### Short task
Return the listing word for word, as given.
>> BEGIN Data for the task
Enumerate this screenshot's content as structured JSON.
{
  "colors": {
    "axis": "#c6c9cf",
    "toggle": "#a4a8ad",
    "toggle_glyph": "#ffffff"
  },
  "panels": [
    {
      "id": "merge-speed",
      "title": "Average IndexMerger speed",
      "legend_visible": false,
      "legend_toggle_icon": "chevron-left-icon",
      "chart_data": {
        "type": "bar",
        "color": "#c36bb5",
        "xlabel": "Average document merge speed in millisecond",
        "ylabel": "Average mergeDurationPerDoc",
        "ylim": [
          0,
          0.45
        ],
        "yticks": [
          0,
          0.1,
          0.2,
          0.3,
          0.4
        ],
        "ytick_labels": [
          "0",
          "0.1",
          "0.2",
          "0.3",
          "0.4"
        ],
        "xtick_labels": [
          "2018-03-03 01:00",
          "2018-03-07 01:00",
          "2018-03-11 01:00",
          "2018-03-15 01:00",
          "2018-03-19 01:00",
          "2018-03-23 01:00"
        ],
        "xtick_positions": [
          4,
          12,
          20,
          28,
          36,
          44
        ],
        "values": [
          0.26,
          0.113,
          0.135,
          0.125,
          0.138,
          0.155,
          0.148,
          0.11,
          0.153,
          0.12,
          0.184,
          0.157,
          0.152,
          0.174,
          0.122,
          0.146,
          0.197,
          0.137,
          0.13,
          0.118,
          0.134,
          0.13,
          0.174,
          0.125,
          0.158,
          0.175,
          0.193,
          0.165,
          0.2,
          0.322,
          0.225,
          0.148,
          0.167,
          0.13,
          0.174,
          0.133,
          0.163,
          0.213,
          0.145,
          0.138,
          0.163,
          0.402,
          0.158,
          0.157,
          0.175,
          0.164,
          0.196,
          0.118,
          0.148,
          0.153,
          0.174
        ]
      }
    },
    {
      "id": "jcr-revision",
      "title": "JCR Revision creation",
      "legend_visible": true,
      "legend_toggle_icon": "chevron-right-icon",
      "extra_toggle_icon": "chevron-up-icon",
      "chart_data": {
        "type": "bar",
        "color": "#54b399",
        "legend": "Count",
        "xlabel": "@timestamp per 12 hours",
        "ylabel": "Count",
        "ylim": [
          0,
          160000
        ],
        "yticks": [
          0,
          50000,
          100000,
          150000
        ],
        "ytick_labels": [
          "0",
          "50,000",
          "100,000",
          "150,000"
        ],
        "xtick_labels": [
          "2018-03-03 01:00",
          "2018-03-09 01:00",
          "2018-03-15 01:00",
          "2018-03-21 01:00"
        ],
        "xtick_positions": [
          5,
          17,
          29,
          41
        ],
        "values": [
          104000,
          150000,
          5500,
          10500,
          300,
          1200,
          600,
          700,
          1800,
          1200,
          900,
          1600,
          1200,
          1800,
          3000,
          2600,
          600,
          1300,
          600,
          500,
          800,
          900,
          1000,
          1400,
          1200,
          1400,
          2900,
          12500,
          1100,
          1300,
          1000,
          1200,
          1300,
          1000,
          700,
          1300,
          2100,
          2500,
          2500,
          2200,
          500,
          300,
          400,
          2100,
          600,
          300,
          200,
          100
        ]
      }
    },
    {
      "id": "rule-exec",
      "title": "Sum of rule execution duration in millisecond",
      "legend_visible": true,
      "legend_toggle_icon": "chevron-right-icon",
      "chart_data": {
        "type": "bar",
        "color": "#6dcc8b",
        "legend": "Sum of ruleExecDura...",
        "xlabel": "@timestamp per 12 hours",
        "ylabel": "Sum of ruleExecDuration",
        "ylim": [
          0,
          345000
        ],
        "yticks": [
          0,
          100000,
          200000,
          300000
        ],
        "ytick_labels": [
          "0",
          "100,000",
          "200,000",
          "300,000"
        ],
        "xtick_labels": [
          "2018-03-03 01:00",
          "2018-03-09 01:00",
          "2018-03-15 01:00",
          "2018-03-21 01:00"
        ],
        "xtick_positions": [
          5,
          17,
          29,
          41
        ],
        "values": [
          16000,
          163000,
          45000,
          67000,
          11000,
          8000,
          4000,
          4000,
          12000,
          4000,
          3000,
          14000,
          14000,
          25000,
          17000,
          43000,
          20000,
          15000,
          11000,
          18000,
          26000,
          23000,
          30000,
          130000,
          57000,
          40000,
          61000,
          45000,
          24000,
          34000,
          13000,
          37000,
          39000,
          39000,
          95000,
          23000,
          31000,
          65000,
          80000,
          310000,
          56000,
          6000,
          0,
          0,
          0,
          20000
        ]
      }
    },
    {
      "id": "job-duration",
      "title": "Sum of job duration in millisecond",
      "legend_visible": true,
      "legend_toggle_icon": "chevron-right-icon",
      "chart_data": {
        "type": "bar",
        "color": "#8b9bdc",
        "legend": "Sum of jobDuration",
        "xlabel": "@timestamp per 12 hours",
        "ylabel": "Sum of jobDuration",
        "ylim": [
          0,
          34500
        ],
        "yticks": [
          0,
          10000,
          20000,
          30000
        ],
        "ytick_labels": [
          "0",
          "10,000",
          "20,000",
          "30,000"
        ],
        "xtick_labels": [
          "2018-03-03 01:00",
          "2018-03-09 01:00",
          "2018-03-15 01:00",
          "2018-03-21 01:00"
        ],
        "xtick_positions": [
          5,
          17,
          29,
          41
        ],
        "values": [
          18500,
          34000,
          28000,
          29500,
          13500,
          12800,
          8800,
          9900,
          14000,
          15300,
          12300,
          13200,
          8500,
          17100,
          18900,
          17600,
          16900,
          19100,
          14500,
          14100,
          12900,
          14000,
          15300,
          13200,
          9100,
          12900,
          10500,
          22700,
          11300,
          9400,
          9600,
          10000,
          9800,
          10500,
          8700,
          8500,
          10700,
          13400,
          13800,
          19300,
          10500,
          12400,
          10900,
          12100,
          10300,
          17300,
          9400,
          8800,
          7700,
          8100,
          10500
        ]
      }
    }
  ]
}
>> END Data for the task
### Result for this task
Enumerate this screenshot's content as structured JSON.
{
  "colors": {
    "axis": "#c6c9cf",
    "toggle": "#a4a8ad",
    "toggle_glyph": "#ffffff"
  },
  "panels": [
    {
      "id": "merge-speed",
      "title": "Average IndexMerger speed",
      "legend_visible": false,
      "legend_toggle_icon": "chevron-left-icon",
      "chart_data": {
        "type": "bar",
        "color": "#c36bb5",
        "xlabel": "Average document merge speed in millisecond",
        "ylabel": "Average mergeDurationPerDoc",
        "ylim": [
          0,
          0.45
        ],
        "yticks": [
          0,
          0.1,
          0.2,
          0.3,
          0.4
        ],
        "ytick_labels": [
          "0",
          "0.1",
          "0.2",
          "0.3",
          "0.4"
        ],
        "xtick_labels": [
          "2018-03-03 01:00",
          "2018-03-07 01:00",
          "2018-03-11 01:00",
          "2018-03-15 01:00",
          "2018-03-19 01:00",
          "2018-03-23 01:00"
        ],
        "xtick_positions": [
          4,
          12,
          20,
          28,
          36,
          44
        ],
        "values": [
          0.26,
          0.113,
          0.135,
          0.125,
          0.138,
          0.155,
          0.148,
          0.11,
          0.153,
          0.12,
          0.184,
          0.157,
          0.152,
          0.174,
          0.122,
          0.146,
          0.197,
          0.137,
          0.13,
          0.118,
          0.134,
          0.13,
          0.174,
          0.125,
          0.158,
          0.175,
          0.193,
          0.165,
          0.2,
          0.322,
          0.225,
          0.148,
          0.167,
          0.13,
          0.174,
          0.133,
          0.163,
          0.213,
          0.145,
          0.138,
          0.163,
          0.402,
          0.158,
          0.157,
          0.175,
          0.164,
          0.196,
          0.118,
          0.148,
          0.153,
          0.174
        ]
      }
    },
    {
      "id": "jcr-revision",
      "title": "JCR Revision creation",
      "legend_visible": true,
      "legend_toggle_icon": "chevron-right-icon",
      "extra_toggle_icon": "chevron-up-icon",
      "chart_data": {
        "type": "bar",
        "color": "#54b399",
        "legend": "Count",
        "xlabel": "@timestamp per 12 hours",
        "ylabel": "Count",
        "ylim": [
          0,
          160000
        ],
        "yticks": [
          0,
          50000,
          100000,
          150000
        ],
        "ytick_labels": [
          "0",
          "50,000",
          "100,000",
          "150,000"
        ],
        "xtick_labels": [
          "2018-03-03 01:00",
          "2018-03-09 01:00",
          "2018-03-15 01:00",
          "2018-03-21 01:00"
        ],
        "xtick_positions": [
          5,
          17,
          29,
          41
        ],
        "values": [
          104000,
          150000,
          5500,
          10500,
          300,
          1200,
          600,
          700,
          1800,
          1200,
          900,
          1600,
          1200,
          1800,
          3000,
          2600,
          600,
          1300,
          600,
          500,
          800,
          900,
          1000,
          1400,
          1200,
          1400,
          2900,
          12500,
          1100,
          1300,
          1000,
          1200,
          1300,
          1000,
          700,
          1300,
          2100,
          2500,
          2500,
          2200,
          500,
          300,
          400,
          2100,
          600,
          300,
          200,
          100
        ]
      }
    },
    {
      "id": "rule-exec",
      "title": "Sum of rule execution duration in millisecond",
      "legend_visible": true,
      "legend_toggle_icon": "chevron-right-icon",
      "chart_data": {
        "type": "bar",
        "color": "#6dcc8b",
        "legend": "Sum of ruleExecDura...",
        "xlabel": "@timestamp per 12 hours",
        "ylabel": "Sum of ruleExecDuration",
        "ylim": [
          0,
          345000
        ],
        "yticks": [
          0,
          100000,
          200000,
          300000
        ],
        "ytick_labels": [
          "0",
          "100,000",
          "200,000",
          "300,000"
        ],
        "xtick_labels": [
          "2018-03-03 01:00",
          "2018-03-09 01:00",
          "2018-03-15 01:00",
          "2018-03-21 01:00"
        ],
        "xtick_positions": [
          5,
          17,
          29,
          41
        ],
        "values": [
          16000,
          163000,
          45000,
          67000,
          11000,
          8000,
          4000,
          4000,
          12000,
          4000,
          3000,
          14000,
          14000,
          25000,
          17000,
          43000,
          20000,
          15000,
          11000,
          18000,
          26000,
          23000,
          30000,
          130000,
          57000,
          40000,
          61000,
          45000,
          24000,
          34000,
          13000,
          37000,
          39000,
          39000,
          95000,
          23000,
          31000,
          65000,
          80000,
          310000,
          56000,
          6000,
          0,
          0,
          0,
          20000
        ]
      }
    },
    {
      "id": "job-duration",
      "title": "Sum of job duration in millisecond",
      "legend_visible": true,
      "legend_toggle_icon": "chevron-right-icon",
      "chart_data": {
        "type": "bar",
        "color": "#8b9bdc",
        "legend": "Sum of jobDuration",
        "xlabel": "@timestamp per 12 hours",
        "ylabel": "Sum of jobDuration",
        "ylim": [
          0,
          34500
        ],
        "yticks": [
          0,
          10000,
          20000,
          30000
        ],
        "ytick_labels": [
          "0",
          "10,000",
          "20,000",
          "30,000"
        ],
        "xtick_labels": [
          "2018-03-03 01:00",
          "2018-03-09 01:00",
          "2018-03-15 01:00",
          "2018-03-21 01:00"
        ],
        "xtick_positions": [
          5,
          17,
          29,
          41
        ],
        "values": [
          18500,
          34000,
          28000,
          29500,
          13500,
          12800,
          8800,
          9900,
          14000,
          15300,
          12300,
          13200,
          8500,
          17100,
          18900,
          17600,
          16900,
          19100,
          14500,
          14100,
          12900,
          14000,
          15300,
          13200,
          9100,
          12900,
          10500,
          22700,
          11300,
          9400,
          9600,
          10000,
          9800,
          10500,
          8700,
          8500,
          10700,
          13400,
          13800,
          19300,
          10500,
          12400,
          10900,
          12100,
          10300,
          17300,
          9400,
          8800,
          7700,
          8100,
          10500
        ]
      }
    }
  ]
}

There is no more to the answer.